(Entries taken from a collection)
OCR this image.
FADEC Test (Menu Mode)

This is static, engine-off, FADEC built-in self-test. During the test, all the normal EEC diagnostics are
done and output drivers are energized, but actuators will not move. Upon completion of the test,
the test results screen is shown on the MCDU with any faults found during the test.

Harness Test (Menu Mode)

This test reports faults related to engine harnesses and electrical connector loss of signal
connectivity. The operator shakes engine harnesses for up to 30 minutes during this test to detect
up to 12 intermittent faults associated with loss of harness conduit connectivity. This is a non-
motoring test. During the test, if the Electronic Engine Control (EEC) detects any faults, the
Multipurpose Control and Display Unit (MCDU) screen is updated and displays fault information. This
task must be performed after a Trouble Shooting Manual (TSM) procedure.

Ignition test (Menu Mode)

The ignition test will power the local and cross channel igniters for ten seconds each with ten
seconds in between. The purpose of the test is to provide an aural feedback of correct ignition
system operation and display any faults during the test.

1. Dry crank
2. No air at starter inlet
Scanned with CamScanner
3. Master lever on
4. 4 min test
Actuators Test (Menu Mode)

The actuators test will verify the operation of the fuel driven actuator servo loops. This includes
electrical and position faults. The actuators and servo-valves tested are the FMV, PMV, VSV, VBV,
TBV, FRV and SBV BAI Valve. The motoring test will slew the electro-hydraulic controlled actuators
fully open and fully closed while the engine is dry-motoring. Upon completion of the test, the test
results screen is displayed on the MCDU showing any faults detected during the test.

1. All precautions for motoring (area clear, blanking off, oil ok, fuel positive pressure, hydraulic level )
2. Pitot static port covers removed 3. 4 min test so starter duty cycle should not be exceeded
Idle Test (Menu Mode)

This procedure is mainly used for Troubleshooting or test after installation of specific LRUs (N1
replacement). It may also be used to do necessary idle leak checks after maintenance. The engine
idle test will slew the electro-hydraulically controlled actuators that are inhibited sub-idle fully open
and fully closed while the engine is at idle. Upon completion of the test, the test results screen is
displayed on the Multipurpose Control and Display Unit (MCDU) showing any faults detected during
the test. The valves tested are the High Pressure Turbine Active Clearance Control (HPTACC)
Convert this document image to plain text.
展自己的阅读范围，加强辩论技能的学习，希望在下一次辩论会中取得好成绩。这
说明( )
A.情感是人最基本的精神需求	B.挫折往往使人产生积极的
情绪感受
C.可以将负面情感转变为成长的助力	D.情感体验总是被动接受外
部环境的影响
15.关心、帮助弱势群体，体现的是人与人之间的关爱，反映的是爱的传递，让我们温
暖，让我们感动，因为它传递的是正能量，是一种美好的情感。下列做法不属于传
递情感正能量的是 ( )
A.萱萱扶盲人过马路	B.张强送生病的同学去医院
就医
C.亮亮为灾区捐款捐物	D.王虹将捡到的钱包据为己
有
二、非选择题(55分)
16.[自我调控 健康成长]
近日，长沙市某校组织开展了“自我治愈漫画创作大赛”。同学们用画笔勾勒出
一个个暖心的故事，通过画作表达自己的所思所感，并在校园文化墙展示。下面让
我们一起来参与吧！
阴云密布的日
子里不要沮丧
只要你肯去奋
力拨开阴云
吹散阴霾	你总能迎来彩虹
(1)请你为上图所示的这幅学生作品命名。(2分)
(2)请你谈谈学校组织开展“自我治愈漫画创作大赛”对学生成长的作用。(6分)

◆ EXERCISE REQUIREMENTS ◆
Exact output of every entry is required.

◆ FINAL RESULT ◆
OCR this image.
FADEC Test (Menu Mode)

This is static, engine-off, FADEC built-in self-test. During the test, all the normal EEC diagnostics are
done and output drivers are energized, but actuators will not move. Upon completion of the test,
the test results screen is shown on the MCDU with any faults found during the test.

Harness Test (Menu Mode)

This test reports faults related to engine harnesses and electrical connector loss of signal
connectivity. The operator shakes engine harnesses for up to 30 minutes during this test to detect
up to 12 intermittent faults associated with loss of harness conduit connectivity. This is a non-
motoring test. During the test, if the Electronic Engine Control (EEC) detects any faults, the
Multipurpose Control and Display Unit (MCDU) screen is updated and displays fault information. This
task must be performed after a Trouble Shooting Manual (TSM) procedure.

Ignition test (Menu Mode)

The ignition test will power the local and cross channel igniters for ten seconds each with ten
seconds in between. The purpose of the test is to provide an aural feedback of correct ignition
system operation and display any faults during the test.

1. Dry crank
2. No air at starter inlet
Scanned with CamScanner
3. Master lever on
4. 4 min test
Actuators Test (Menu Mode)

The actuators test will verify the operation of the fuel driven actuator servo loops. This includes
electrical and position faults. The actuators and servo-valves tested are the FMV, PMV, VSV, VBV,
TBV, FRV and SBV BAI Valve. The motoring test will slew the electro-hydraulic controlled actuators
fully open and fully closed while the engine is dry-motoring. Upon completion of the test, the test
results screen is displayed on the MCDU showing any faults detected during the test.

1. All precautions for motoring (area clear, blanking off, oil ok, fuel positive pressure, hydraulic level )
2. Pitot static port covers removed 3. 4 min test so starter duty cycle should not be exceeded
Idle Test (Menu Mode)

This procedure is mainly used for Troubleshooting or test after installation of specific LRUs (N1
replacement). It may also be used to do necessary idle leak checks after maintenance. The engine
idle test will slew the electro-hydraulically controlled actuators that are inhibited sub-idle fully open
and fully closed while the engine is at idle. Upon completion of the test, the test results screen is
displayed on the Multipurpose Control and Display Unit (MCDU) showing any faults detected during
the test. The valves tested are the High Pressure Turbine Active Clearance Control (HPTACC)
Convert this document image to plain text.
展自己的阅读范围，加强辩论技能的学习，希望在下一次辩论会中取得好成绩。这
说明( )
A.情感是人最基本的精神需求	B.挫折往往使人产生积极的
情绪感受
C.可以将负面情感转变为成长的助力	D.情感体验总是被动接受外
部环境的影响
15.关心、帮助弱势群体，体现的是人与人之间的关爱，反映的是爱的传递，让我们温
暖，让我们感动，因为它传递的是正能量，是一种美好的情感。下列做法不属于传
递情感正能量的是 ( )
A.萱萱扶盲人过马路	B.张强送生病的同学去医院
就医
C.亮亮为灾区捐款捐物	D.王虹将捡到的钱包据为己
有
二、非选择题(55分)
16.[自我调控 健康成长]
近日，长沙市某校组织开展了“自我治愈漫画创作大赛”。同学们用画笔勾勒出
一个个暖心的故事，通过画作表达自己的所思所感，并在校园文化墙展示。下面让
我们一起来参与吧！
阴云密布的日
子里不要沮丧
只要你肯去奋
力拨开阴云
吹散阴霾	你总能迎来彩虹
(1)请你为上图所示的这幅学生作品命名。(2分)
(2)请你谈谈学校组织开展“自我治愈漫画创作大赛”对学生成长的作用。(6分)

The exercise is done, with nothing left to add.